[WHAT THE EXERCISE ASKS]
Starting with the line that contains "Extract the structured", write out each line through the end of the listing, unchanged. Output nothing else.

[DATA PROVIDED]
——

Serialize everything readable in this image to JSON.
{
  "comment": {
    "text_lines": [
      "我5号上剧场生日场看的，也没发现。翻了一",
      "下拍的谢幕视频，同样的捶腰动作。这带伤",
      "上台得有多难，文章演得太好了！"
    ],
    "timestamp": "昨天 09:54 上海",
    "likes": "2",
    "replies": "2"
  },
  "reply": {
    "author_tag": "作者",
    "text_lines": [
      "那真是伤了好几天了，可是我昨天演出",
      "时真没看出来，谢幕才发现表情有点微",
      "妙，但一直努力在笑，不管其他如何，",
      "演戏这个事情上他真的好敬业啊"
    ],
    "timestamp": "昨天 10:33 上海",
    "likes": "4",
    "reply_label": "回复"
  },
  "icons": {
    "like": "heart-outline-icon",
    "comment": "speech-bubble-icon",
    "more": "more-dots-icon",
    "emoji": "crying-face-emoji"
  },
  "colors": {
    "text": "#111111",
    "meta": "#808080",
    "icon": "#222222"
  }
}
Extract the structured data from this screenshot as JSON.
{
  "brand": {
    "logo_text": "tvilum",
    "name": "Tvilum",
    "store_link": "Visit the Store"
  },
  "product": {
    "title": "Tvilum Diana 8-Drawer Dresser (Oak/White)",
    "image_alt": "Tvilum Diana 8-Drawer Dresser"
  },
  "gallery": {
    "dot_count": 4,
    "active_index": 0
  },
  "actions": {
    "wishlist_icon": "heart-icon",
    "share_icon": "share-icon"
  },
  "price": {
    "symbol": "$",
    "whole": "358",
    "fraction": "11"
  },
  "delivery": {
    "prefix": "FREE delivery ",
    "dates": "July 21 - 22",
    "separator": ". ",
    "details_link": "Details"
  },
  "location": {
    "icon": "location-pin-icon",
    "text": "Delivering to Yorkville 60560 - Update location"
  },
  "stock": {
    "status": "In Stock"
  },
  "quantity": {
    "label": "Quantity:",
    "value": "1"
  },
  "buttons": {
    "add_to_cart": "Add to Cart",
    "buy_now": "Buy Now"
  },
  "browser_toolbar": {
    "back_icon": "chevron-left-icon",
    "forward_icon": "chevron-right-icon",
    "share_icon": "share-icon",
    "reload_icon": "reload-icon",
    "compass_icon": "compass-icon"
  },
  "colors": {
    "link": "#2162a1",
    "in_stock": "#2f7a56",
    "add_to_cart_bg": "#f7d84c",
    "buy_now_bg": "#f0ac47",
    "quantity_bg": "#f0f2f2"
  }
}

——

[RIGHT ANSWER]
Extract the structured data from this screenshot as JSON.
{
  "brand": {
    "logo_text": "tvilum",
    "name": "Tvilum",
    "store_link": "Visit the Store"
  },
  "product": {
    "title": "Tvilum Diana 8-Drawer Dresser (Oak/White)",
    "image_alt": "Tvilum Diana 8-Drawer Dresser"
  },
  "gallery": {
    "dot_count": 4,
    "active_index": 0
  },
  "actions": {
    "wishlist_icon": "heart-icon",
    "share_icon": "share-icon"
  },
  "price": {
    "symbol": "$",
    "whole": "358",
    "fraction": "11"
  },
  "delivery": {
    "prefix": "FREE delivery ",
    "dates": "July 21 - 22",
    "separator": ". ",
    "details_link": "Details"
  },
  "location": {
    "icon": "location-pin-icon",
    "text": "Delivering to Yorkville 60560 - Update location"
  },
  "stock": {
    "status": "In Stock"
  },
  "quantity": {
    "label": "Quantity:",
    "value": "1"
  },
  "buttons": {
    "add_to_cart": "Add to Cart",
    "buy_now": "Buy Now"
  },
  "browser_toolbar": {
    "back_icon": "chevron-left-icon",
    "forward_icon": "chevron-right-icon",
    "share_icon": "share-icon",
    "reload_icon": "reload-icon",
    "compass_icon": "compass-icon"
  },
  "colors": {
    "link": "#2162a1",
    "in_stock": "#2f7a56",
    "add_to_cart_bg": "#f7d84c",
    "buy_now_bg": "#f0ac47",
    "quantity_bg": "#f0f2f2"
  }
}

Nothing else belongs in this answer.